- WHAT YOU NEED TO DO
Copy the data below exactly, omitting any picture it contains.
──────────
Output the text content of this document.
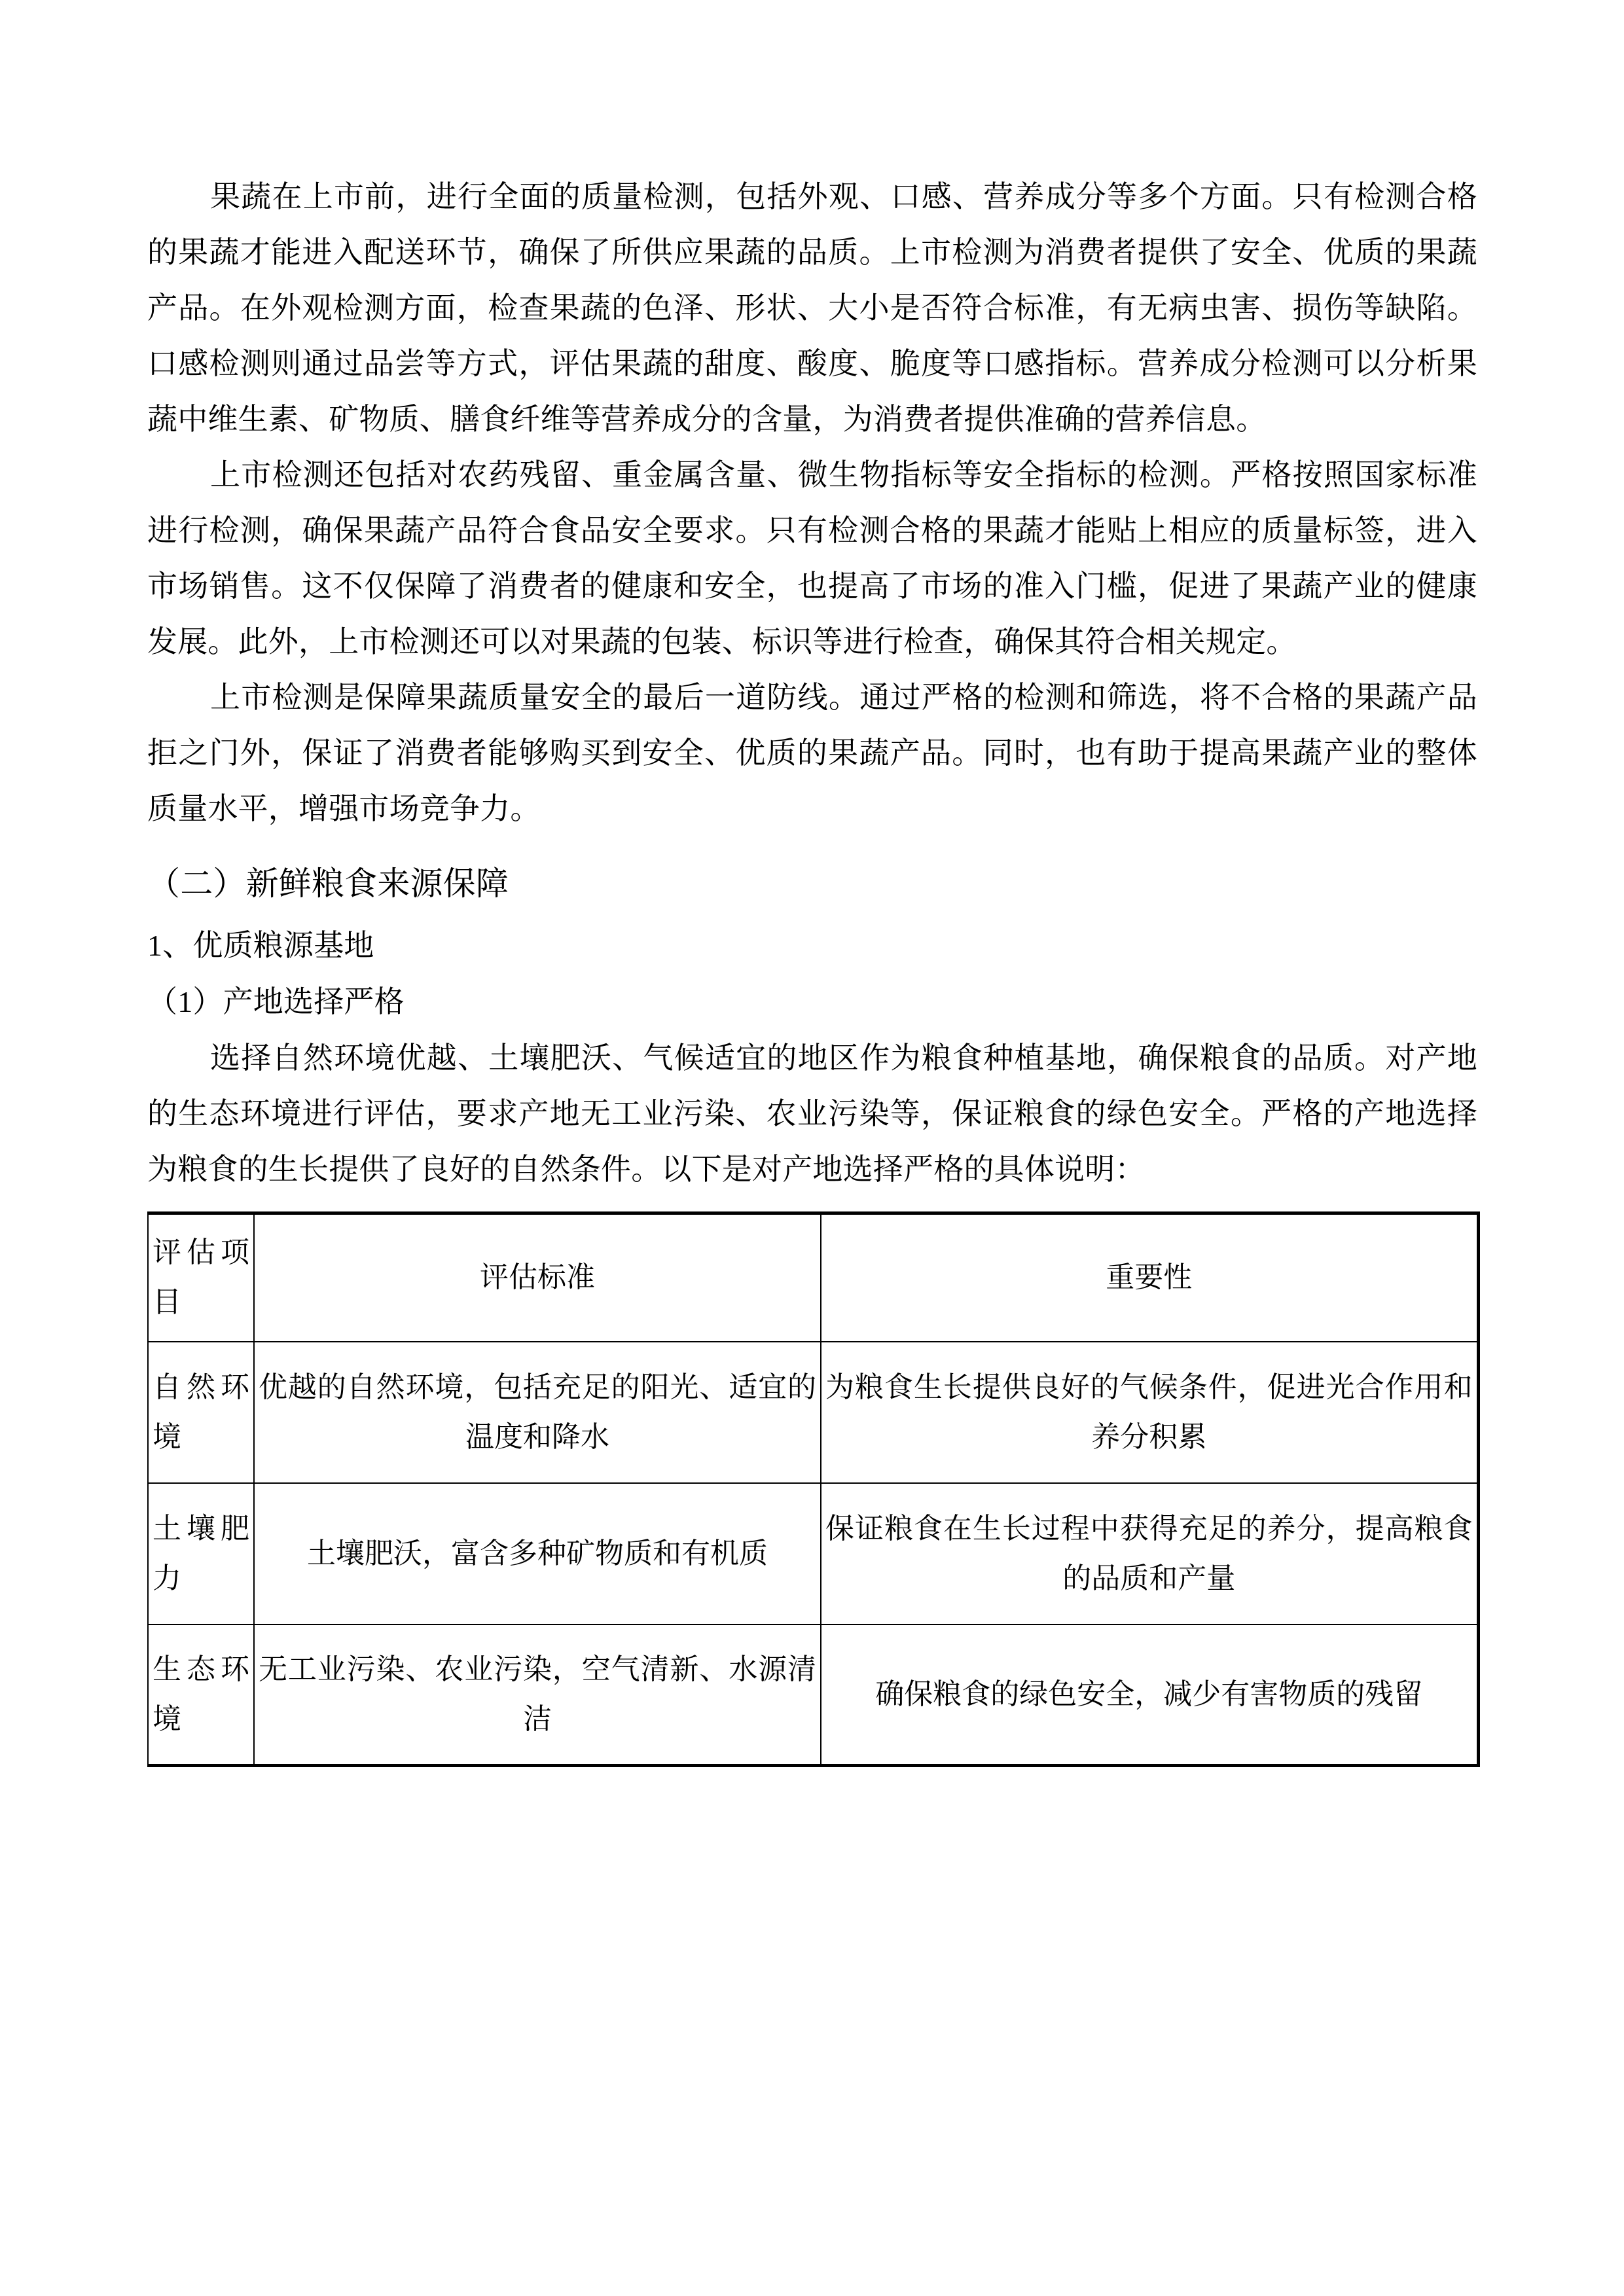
果蔬在上市前，进行全面的质量检测，包括外观、口感、营养成分等多个方面。只有检测合格的果蔬才能进入配送环节，确保了所供应果蔬的品质。上市检测为消费者提供了安全、优质的果蔬产品。在外观检测方面，检查果蔬的色泽、形状、大小是否符合标准，有无病虫害、损伤等缺陷。口感检测则通过品尝等方式，评估果蔬的甜度、酸度、脆度等口感指标。营养成分检测可以分析果蔬中维生素、矿物质、膳食纤维等营养成分的含量，为消费者提供准确的营养信息。

上市检测还包括对农药残留、重金属含量、微生物指标等安全指标的检测。严格按照国家标准进行检测，确保果蔬产品符合食品安全要求。只有检测合格的果蔬才能贴上相应的质量标签，进入市场销售。这不仅保障了消费者的健康和安全，也提高了市场的准入门槛，促进了果蔬产业的健康发展。此外，上市检测还可以对果蔬的包装、标识等进行检查，确保其符合相关规定。

上市检测是保障果蔬质量安全的最后一道防线。通过严格的检测和筛选，将不合格的果蔬产品拒之门外，保证了消费者能够购买到安全、优质的果蔬产品。同时，也有助于提高果蔬产业的整体质量水平，增强市场竞争力。

（二）新鲜粮食来源保障

1、优质粮源基地

（1）产地选择严格

选择自然环境优越、土壤肥沃、气候适宜的地区作为粮食种植基地，确保粮食的品质。对产地的生态环境进行评估，要求产地无工业污染、农业污染等，保证粮食的绿色安全。严格的产地选择为粮食的生长提供了良好的自然条件。以下是对产地选择严格的具体说明：

评估项目	评估标准	重要性
自然环境	优越的自然环境，包括充足的阳光、适宜的温度和降水	为粮食生长提供良好的气候条件，促进光合作用和养分积累
土壤肥力	土壤肥沃，富含多种矿物质和有机质	保证粮食在生长过程中获得充足的养分，提高粮食的品质和产量
生态环境	无工业污染、农业污染，空气清新、水源清洁	确保粮食的绿色安全，减少有害物质的残留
──────────
- SOLUTION BELOW
Output the text content of this document.
果蔬在上市前，进行全面的质量检测，包括外观、口感、营养成分等多个方面。只有检测合格的果蔬才能进入配送环节，确保了所供应果蔬的品质。上市检测为消费者提供了安全、优质的果蔬产品。在外观检测方面，检查果蔬的色泽、形状、大小是否符合标准，有无病虫害、损伤等缺陷。口感检测则通过品尝等方式，评估果蔬的甜度、酸度、脆度等口感指标。营养成分检测可以分析果蔬中维生素、矿物质、膳食纤维等营养成分的含量，为消费者提供准确的营养信息。

上市检测还包括对农药残留、重金属含量、微生物指标等安全指标的检测。严格按照国家标准进行检测，确保果蔬产品符合食品安全要求。只有检测合格的果蔬才能贴上相应的质量标签，进入市场销售。这不仅保障了消费者的健康和安全，也提高了市场的准入门槛，促进了果蔬产业的健康发展。此外，上市检测还可以对果蔬的包装、标识等进行检查，确保其符合相关规定。

上市检测是保障果蔬质量安全的最后一道防线。通过严格的检测和筛选，将不合格的果蔬产品拒之门外，保证了消费者能够购买到安全、优质的果蔬产品。同时，也有助于提高果蔬产业的整体质量水平，增强市场竞争力。

（二）新鲜粮食来源保障

1、优质粮源基地

（1）产地选择严格

选择自然环境优越、土壤肥沃、气候适宜的地区作为粮食种植基地，确保粮食的品质。对产地的生态环境进行评估，要求产地无工业污染、农业污染等，保证粮食的绿色安全。严格的产地选择为粮食的生长提供了良好的自然条件。以下是对产地选择严格的具体说明：

评估项目	评估标准	重要性
自然环境	优越的自然环境，包括充足的阳光、适宜的温度和降水	为粮食生长提供良好的气候条件，促进光合作用和养分积累
土壤肥力	土壤肥沃，富含多种矿物质和有机质	保证粮食在生长过程中获得充足的养分，提高粮食的品质和产量
生态环境	无工业污染、农业污染，空气清新、水源清洁	确保粮食的绿色安全，减少有害物质的残留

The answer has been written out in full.